* Start *

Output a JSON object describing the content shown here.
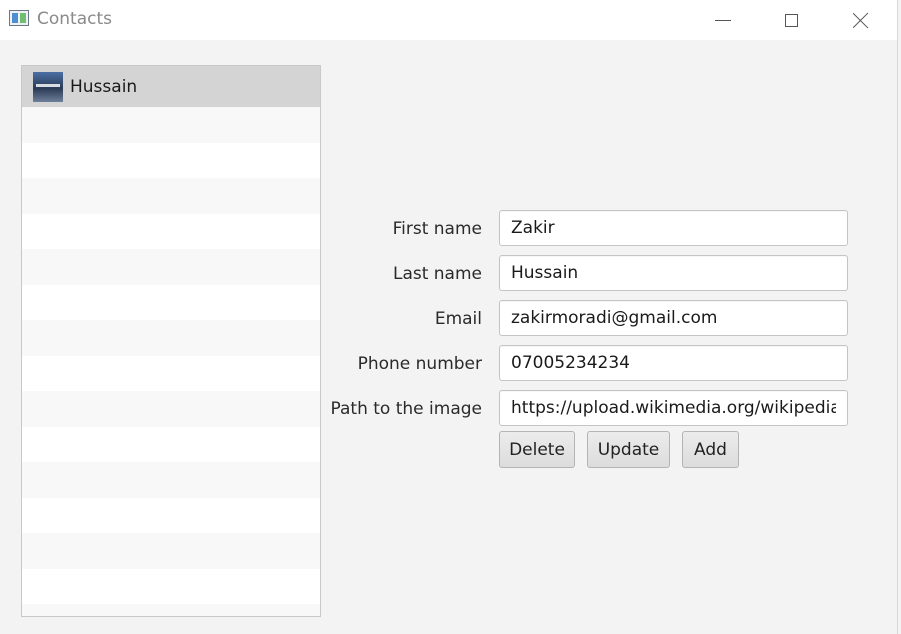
{
  "window": {
    "title": "Contacts",
    "app_icon": "contacts-app-icon",
    "controls": {
      "minimize_icon": "minimize-icon",
      "maximize_icon": "maximize-icon",
      "close_icon": "close-icon"
    }
  },
  "contacts_list": {
    "items": [
      {
        "name": "Hussain",
        "avatar": "contact-photo",
        "selected": true
      }
    ],
    "selected_color": "#d4d4d4",
    "stripe_color": "#f8f8f8"
  },
  "form": {
    "first_name": {
      "label": "First name",
      "value": "Zakir"
    },
    "last_name": {
      "label": "Last name",
      "value": "Hussain"
    },
    "email": {
      "label": "Email",
      "value": "zakirmoradi@gmail.com"
    },
    "phone": {
      "label": "Phone number",
      "value": "07005234234"
    },
    "image_path": {
      "label": "Path to the image",
      "value": "https://upload.wikimedia.org/wikipedia/c"
    }
  },
  "buttons": {
    "delete": "Delete",
    "update": "Update",
    "add": "Add"
  }
}
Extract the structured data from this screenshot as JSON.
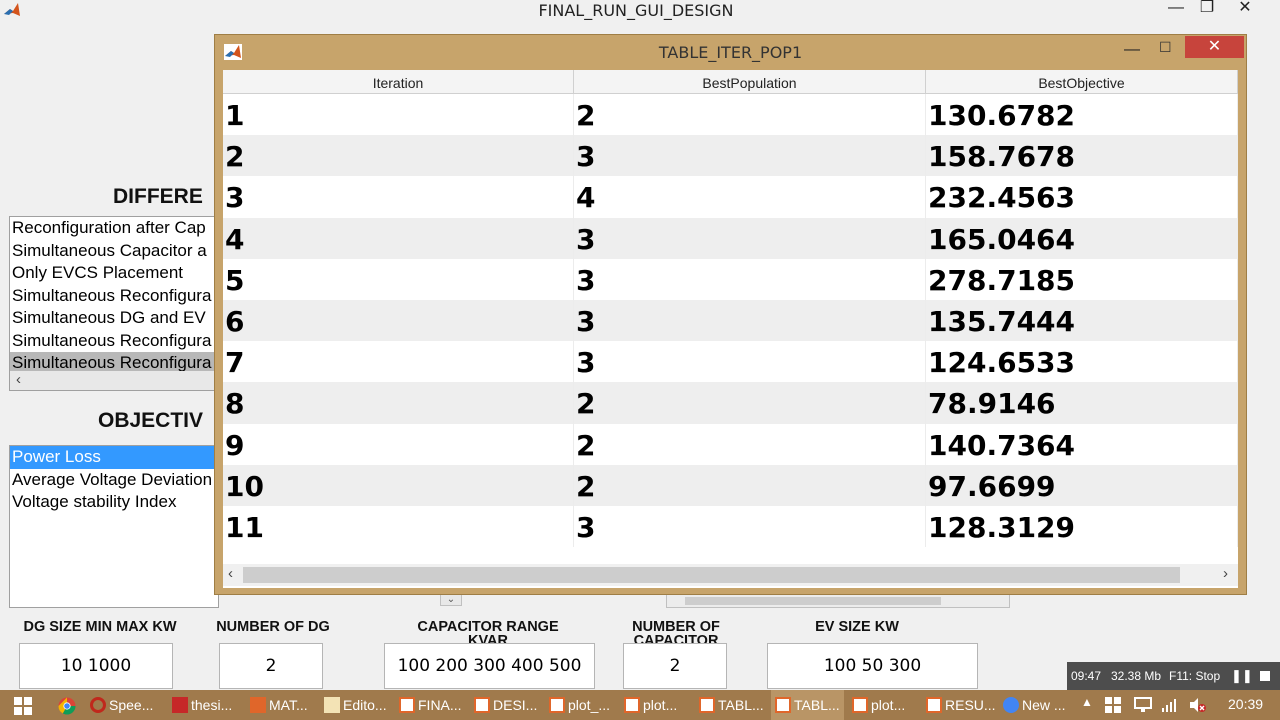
{
  "main_window": {
    "title": "FINAL_RUN_GUI_DESIGN",
    "controls": {
      "minimize": "—",
      "maximize": "❐",
      "close": "✕"
    },
    "section_different": "DIFFERE",
    "different_list": [
      "Reconfiguration after Cap",
      "Simultaneous Capacitor a",
      "Only EVCS Placement",
      "Simultaneous Reconfigura",
      "Simultaneous DG and EV",
      "Simultaneous Reconfigura",
      "Simultaneous Reconfigura"
    ],
    "section_objective": "OBJECTIV",
    "objective_list": [
      "Power Loss",
      "Average Voltage Deviation",
      "Voltage stability Index"
    ],
    "params": [
      {
        "label": "DG SIZE MIN MAX KW",
        "value": "10  1000"
      },
      {
        "label": "NUMBER OF DG",
        "value": "2"
      },
      {
        "label": "CAPACITOR RANGE",
        "label_line2": "KVAR",
        "value": "100  200  300  400  500"
      },
      {
        "label": "NUMBER OF",
        "label_line2": "CAPACITOR",
        "value": "2"
      },
      {
        "label": "EV SIZE KW",
        "value": "100   50  300"
      }
    ]
  },
  "table_window": {
    "title": "TABLE_ITER_POP1",
    "controls": {
      "minimize": "—",
      "maximize": "☐",
      "close": "✕"
    },
    "headers": [
      "Iteration",
      "BestPopulation",
      "BestObjective"
    ],
    "rows": [
      [
        "1",
        "2",
        "130.6782"
      ],
      [
        "2",
        "3",
        "158.7678"
      ],
      [
        "3",
        "4",
        "232.4563"
      ],
      [
        "4",
        "3",
        "165.0464"
      ],
      [
        "5",
        "3",
        "278.7185"
      ],
      [
        "6",
        "3",
        "135.7444"
      ],
      [
        "7",
        "3",
        "124.6533"
      ],
      [
        "8",
        "2",
        "78.9146"
      ],
      [
        "9",
        "2",
        "140.7364"
      ],
      [
        "10",
        "2",
        "97.6699"
      ],
      [
        "11",
        "3",
        "128.3129"
      ]
    ]
  },
  "status_bar": {
    "time": "09:47",
    "memory": "32.38 Mb",
    "hint": "F11: Stop"
  },
  "taskbar": {
    "items": [
      "Spee...",
      "thesi...",
      "MAT...",
      "Edito...",
      "FINA...",
      "DESI...",
      "plot_...",
      "plot...",
      "TABL...",
      "TABL...",
      "plot...",
      "RESU...",
      "New ..."
    ],
    "clock": "20:39"
  },
  "colors": {
    "accent_window": "#c7a46b",
    "close_red": "#c7443c",
    "selection_blue": "#3399ff",
    "taskbar": "#a07a4c"
  }
}
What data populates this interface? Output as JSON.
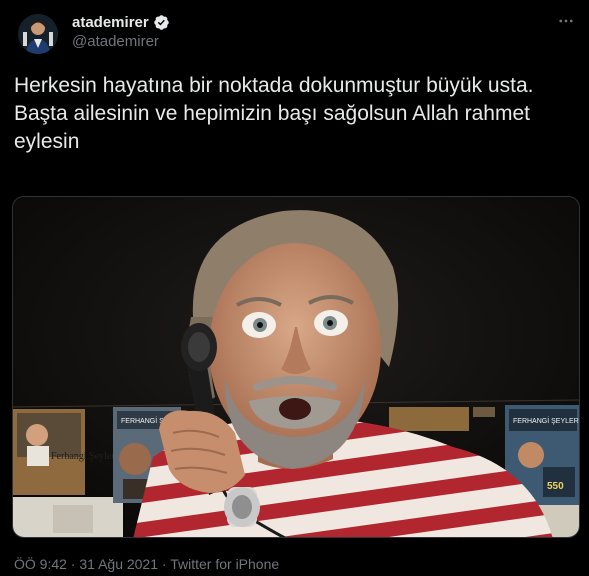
{
  "author": {
    "display_name": "atademirer",
    "handle": "@atademirer",
    "verified": true
  },
  "tweet": {
    "lines": [
      "Herkesin hayatına bir noktada dokunmuştur büyük usta.",
      "Başta ailesinin ve hepimizin başı sağolsun Allah rahmet eylesin"
    ]
  },
  "media": {
    "posters": [
      {
        "title": "Ferhangi Şeyler"
      },
      {
        "title": "FERHANGİ ŞEYLER"
      },
      {
        "title": "FERHANGİ ŞEYLER"
      },
      {
        "title": "550"
      }
    ]
  },
  "meta": {
    "time": "ÖÖ 9:42",
    "separator": " · ",
    "date": "31 Ağu 2021",
    "source": "Twitter for iPhone"
  },
  "icons": {
    "verified": "verified-badge-icon",
    "more": "more-options-icon"
  },
  "colors": {
    "background": "#000000",
    "text": "#e7e9ea",
    "secondary": "#71767b",
    "verified_fill": "#e7e9ea"
  }
}
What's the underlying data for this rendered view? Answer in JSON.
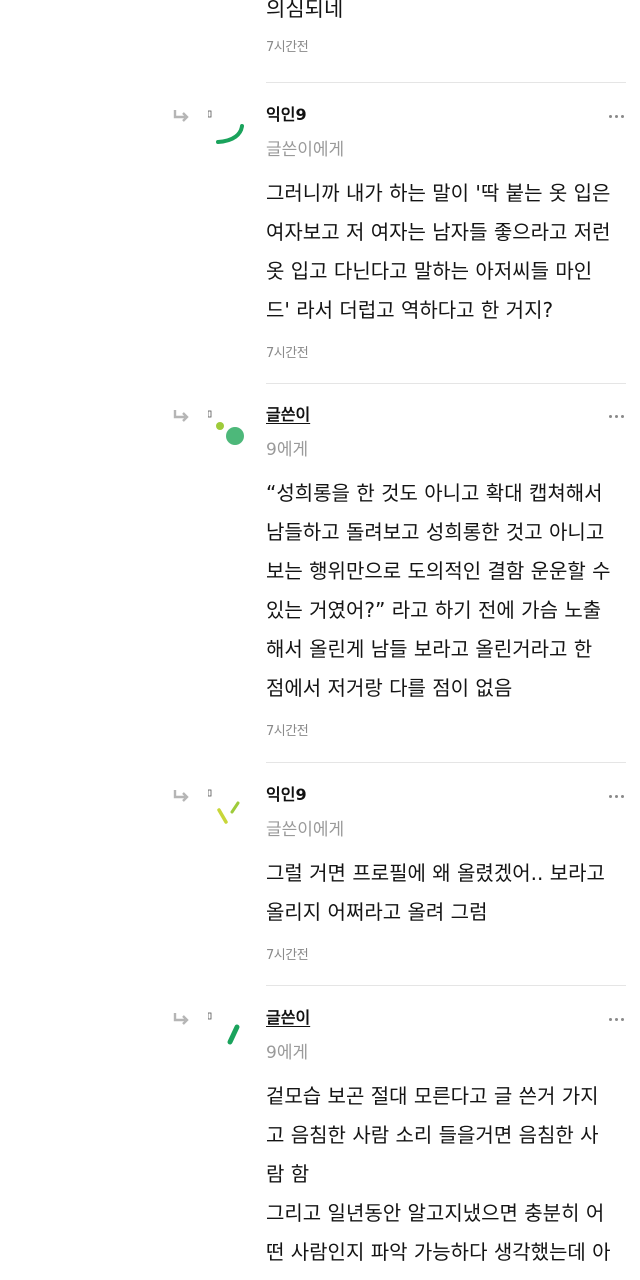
{
  "top_fragment": {
    "text": "의심되네",
    "time": "7시간전"
  },
  "comments": [
    {
      "author": "익인9",
      "target": "글쓴이에게",
      "body": "그러니까 내가 하는 말이 '딱 붙는 옷 입은\n여자보고 저 여자는 남자들 좋으라고 저런\n옷 입고 다닌다고 말하는 아저씨들 마인\n드' 라서 더럽고 역하다고 한 거지?",
      "time": "7시간전",
      "more": "···"
    },
    {
      "author": "글쓴이",
      "target": "9에게",
      "body": "“성희롱을 한 것도 아니고 확대 캡쳐해서\n남들하고 돌려보고 성희롱한 것고 아니고\n보는 행위만으로 도의적인 결함 운운할 수\n있는 거였어?” 라고 하기 전에 가슴 노출\n해서 올린게 남들 보라고 올린거라고 한\n점에서 저거랑 다를 점이 없음",
      "time": "7시간전",
      "more": "···"
    },
    {
      "author": "익인9",
      "target": "글쓴이에게",
      "body": "그럴 거면 프로필에 왜 올렸겠어.. 보라고\n올리지 어쩌라고 올려 그럼",
      "time": "7시간전",
      "more": "···"
    },
    {
      "author": "글쓴이",
      "target": "9에게",
      "body": "겉모습 보곤 절대 모른다고 글 쓴거 가지\n고 음침한 사람 소리 들을거면 음침한 사\n람 함\n그리고 일년동안 알고지냈으면 충분히 어\n떤 사람인지 파악 가능하다 생각했는데 아",
      "more": "···"
    }
  ],
  "colors": {
    "green_dark": "#1aa35c",
    "green_mid": "#4db87a",
    "green_light": "#9ecb3a",
    "yellow_green": "#c8d63a",
    "muted_text": "#9a9a9a"
  },
  "icons": {
    "reply": "reply-arrow-icon",
    "more": "more-dots-icon"
  }
}
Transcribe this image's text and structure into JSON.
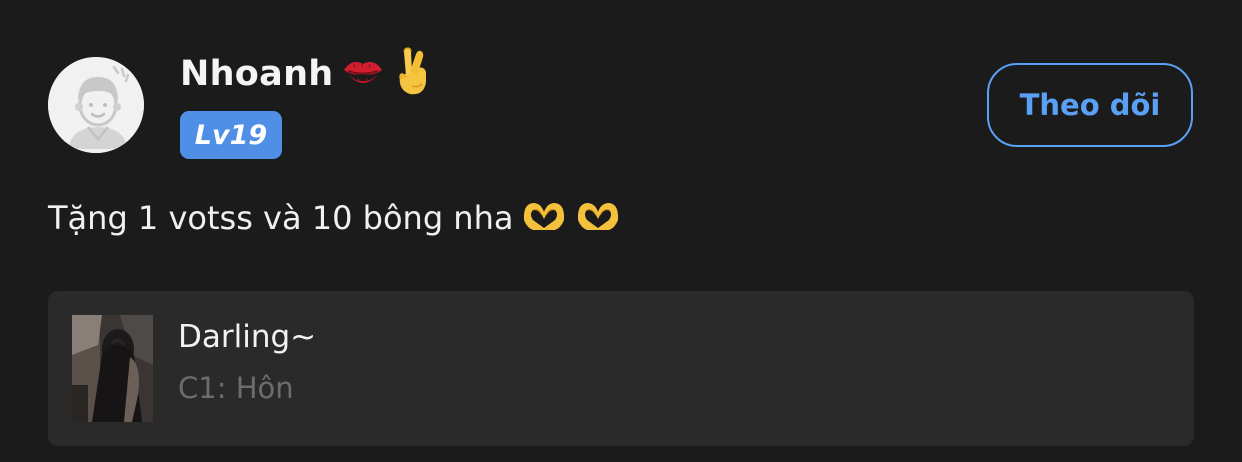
{
  "user": {
    "name": "Nhoanh",
    "level": "Lv19",
    "name_emojis": [
      "kiss-mark-icon",
      "crossed-fingers-icon"
    ]
  },
  "follow_button": {
    "label": "Theo dõi"
  },
  "post": {
    "text": "Tặng 1 votss và 10 bông nha",
    "trailing_emojis": [
      "heart-hands-icon",
      "heart-hands-icon"
    ]
  },
  "song_card": {
    "title": "Darling~",
    "subtitle": "C1: Hôn"
  },
  "colors": {
    "background": "#1b1b1c",
    "card": "#2a2a2b",
    "accent": "#5aa0f5",
    "badge": "#4f8fe6",
    "muted_text": "#6c6c6e"
  }
}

* End *

* Exercise instructions *
Using the listing, copy every line where the word "this" shows up.

* Expected answer *
Extract the structured data from this screenshot as JSON.
What data populates this interface? Output as JSON.
What's the underlying data for this rendered view? Answer in JSON.
Transcribe this image's text and structure into JSON.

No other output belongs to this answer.